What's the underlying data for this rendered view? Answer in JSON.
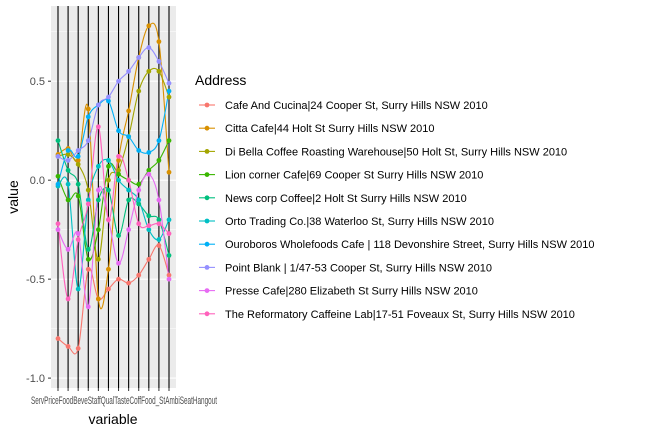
{
  "chart_data": {
    "type": "line",
    "title": "",
    "xlabel": "variable",
    "ylabel": "value",
    "ylim": [
      -1.05,
      0.88
    ],
    "y_ticks": [
      -1.0,
      -0.5,
      0.0,
      0.5
    ],
    "y_tick_labels": [
      "-1.0",
      "-0.5",
      "0.0",
      "0.5"
    ],
    "grid": true,
    "legend_position": "right",
    "legend_title": "Address",
    "categories": [
      "Service",
      "Price",
      "Food",
      "Beverage",
      "Staff",
      "Quality",
      "Taste",
      "Coffee",
      "Food_St",
      "Ambience",
      "Seating",
      "Hangout"
    ],
    "category_label_text": "ServPriceFoodBeveStaffQualTasteCoffFood_StAmbiSeatHangout",
    "series": [
      {
        "name": "Cafe And Cucina|24 Cooper St, Surry Hills NSW 2010",
        "color": "#F8766D",
        "values": [
          -0.8,
          -0.84,
          -0.85,
          -0.45,
          -0.6,
          -0.55,
          -0.5,
          -0.52,
          -0.48,
          -0.4,
          -0.33,
          -0.48
        ]
      },
      {
        "name": "Citta Cafe|44 Holt St Surry Hills NSW 2010",
        "color": "#D89000",
        "values": [
          0.13,
          0.16,
          0.1,
          0.36,
          -0.6,
          -0.45,
          0.1,
          0.35,
          0.62,
          0.78,
          0.7,
          0.04
        ]
      },
      {
        "name": "Di Bella Coffee Roasting Warehouse|50 Holt St, Surry Hills NSW 2010",
        "color": "#A3A500",
        "values": [
          0.12,
          0.13,
          0.08,
          -0.05,
          -0.4,
          0.0,
          0.05,
          0.22,
          0.45,
          0.55,
          0.55,
          0.42
        ]
      },
      {
        "name": "Lion corner Cafe|69 Cooper St Surry Hills NSW 2010",
        "color": "#39B600",
        "values": [
          0.02,
          -0.1,
          -0.08,
          -0.4,
          -0.25,
          0.07,
          0.03,
          0.0,
          -0.02,
          0.05,
          0.1,
          0.2
        ]
      },
      {
        "name": "News corp Coffee|2 Holt St Surry Hills NSW 2010",
        "color": "#00BF7D",
        "values": [
          0.2,
          0.05,
          -0.02,
          -0.35,
          -0.1,
          -0.05,
          -0.28,
          -0.1,
          -0.12,
          -0.18,
          -0.2,
          -0.38
        ]
      },
      {
        "name": "Orto Trading Co.|38 Waterloo St, Surry Hills NSW 2010",
        "color": "#00BFC4",
        "values": [
          -0.03,
          -0.02,
          -0.55,
          -0.1,
          0.07,
          0.1,
          0.0,
          -0.05,
          -0.1,
          -0.25,
          -0.3,
          -0.2
        ]
      },
      {
        "name": "Ouroboros Wholefoods Cafe | 118 Devonshire Street, Surry Hills NSW 2010",
        "color": "#00B0F6",
        "values": [
          -0.02,
          0.15,
          0.12,
          0.32,
          0.38,
          0.4,
          0.25,
          0.22,
          0.15,
          0.14,
          0.2,
          0.45
        ]
      },
      {
        "name": "Point Blank | 1/47-53 Cooper St, Surry Hills NSW 2010",
        "color": "#9590FF",
        "values": [
          0.12,
          0.1,
          0.15,
          0.2,
          0.38,
          0.42,
          0.5,
          0.55,
          0.62,
          0.67,
          0.6,
          0.49
        ]
      },
      {
        "name": "Presse Cafe|280 Elizabeth St Surry Hills NSW 2010",
        "color": "#E76BF3",
        "values": [
          -0.25,
          -0.35,
          -0.27,
          -0.64,
          -0.05,
          -0.2,
          -0.42,
          -0.25,
          -0.05,
          0.03,
          -0.1,
          -0.5
        ]
      },
      {
        "name": "The Reformatory Caffeine Lab|17-51 Foveaux St, Surry Hills NSW 2010",
        "color": "#FF62BC",
        "values": [
          -0.22,
          -0.6,
          -0.3,
          -0.12,
          0.27,
          -0.2,
          0.12,
          0.0,
          -0.22,
          -0.23,
          -0.22,
          -0.27
        ]
      }
    ]
  }
}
________
### [Problem to solve]
Strip out the images, then output the records above word for word.

### [Response]
What's the underlying data for this rendered view? Answer in JSON.
{
  "chart_data": {
    "type": "line",
    "title": "",
    "xlabel": "variable",
    "ylabel": "value",
    "ylim": [
      -1.05,
      0.88
    ],
    "y_ticks": [
      -1.0,
      -0.5,
      0.0,
      0.5
    ],
    "y_tick_labels": [
      "-1.0",
      "-0.5",
      "0.0",
      "0.5"
    ],
    "grid": true,
    "legend_position": "right",
    "legend_title": "Address",
    "categories": [
      "Service",
      "Price",
      "Food",
      "Beverage",
      "Staff",
      "Quality",
      "Taste",
      "Coffee",
      "Food_St",
      "Ambience",
      "Seating",
      "Hangout"
    ],
    "category_label_text": "ServPriceFoodBeveStaffQualTasteCoffFood_StAmbiSeatHangout",
    "series": [
      {
        "name": "Cafe And Cucina|24 Cooper St, Surry Hills NSW 2010",
        "color": "#F8766D",
        "values": [
          -0.8,
          -0.84,
          -0.85,
          -0.45,
          -0.6,
          -0.55,
          -0.5,
          -0.52,
          -0.48,
          -0.4,
          -0.33,
          -0.48
        ]
      },
      {
        "name": "Citta Cafe|44 Holt St Surry Hills NSW 2010",
        "color": "#D89000",
        "values": [
          0.13,
          0.16,
          0.1,
          0.36,
          -0.6,
          -0.45,
          0.1,
          0.35,
          0.62,
          0.78,
          0.7,
          0.04
        ]
      },
      {
        "name": "Di Bella Coffee Roasting Warehouse|50 Holt St, Surry Hills NSW 2010",
        "color": "#A3A500",
        "values": [
          0.12,
          0.13,
          0.08,
          -0.05,
          -0.4,
          0.0,
          0.05,
          0.22,
          0.45,
          0.55,
          0.55,
          0.42
        ]
      },
      {
        "name": "Lion corner Cafe|69 Cooper St Surry Hills NSW 2010",
        "color": "#39B600",
        "values": [
          0.02,
          -0.1,
          -0.08,
          -0.4,
          -0.25,
          0.07,
          0.03,
          0.0,
          -0.02,
          0.05,
          0.1,
          0.2
        ]
      },
      {
        "name": "News corp Coffee|2 Holt St Surry Hills NSW 2010",
        "color": "#00BF7D",
        "values": [
          0.2,
          0.05,
          -0.02,
          -0.35,
          -0.1,
          -0.05,
          -0.28,
          -0.1,
          -0.12,
          -0.18,
          -0.2,
          -0.38
        ]
      },
      {
        "name": "Orto Trading Co.|38 Waterloo St, Surry Hills NSW 2010",
        "color": "#00BFC4",
        "values": [
          -0.03,
          -0.02,
          -0.55,
          -0.1,
          0.07,
          0.1,
          0.0,
          -0.05,
          -0.1,
          -0.25,
          -0.3,
          -0.2
        ]
      },
      {
        "name": "Ouroboros Wholefoods Cafe | 118 Devonshire Street, Surry Hills NSW 2010",
        "color": "#00B0F6",
        "values": [
          -0.02,
          0.15,
          0.12,
          0.32,
          0.38,
          0.4,
          0.25,
          0.22,
          0.15,
          0.14,
          0.2,
          0.45
        ]
      },
      {
        "name": "Point Blank | 1/47-53 Cooper St, Surry Hills NSW 2010",
        "color": "#9590FF",
        "values": [
          0.12,
          0.1,
          0.15,
          0.2,
          0.38,
          0.42,
          0.5,
          0.55,
          0.62,
          0.67,
          0.6,
          0.49
        ]
      },
      {
        "name": "Presse Cafe|280 Elizabeth St Surry Hills NSW 2010",
        "color": "#E76BF3",
        "values": [
          -0.25,
          -0.35,
          -0.27,
          -0.64,
          -0.05,
          -0.2,
          -0.42,
          -0.25,
          -0.05,
          0.03,
          -0.1,
          -0.5
        ]
      },
      {
        "name": "The Reformatory Caffeine Lab|17-51 Foveaux St, Surry Hills NSW 2010",
        "color": "#FF62BC",
        "values": [
          -0.22,
          -0.6,
          -0.3,
          -0.12,
          0.27,
          -0.2,
          0.12,
          0.0,
          -0.22,
          -0.23,
          -0.22,
          -0.27
        ]
      }
    ]
  }
}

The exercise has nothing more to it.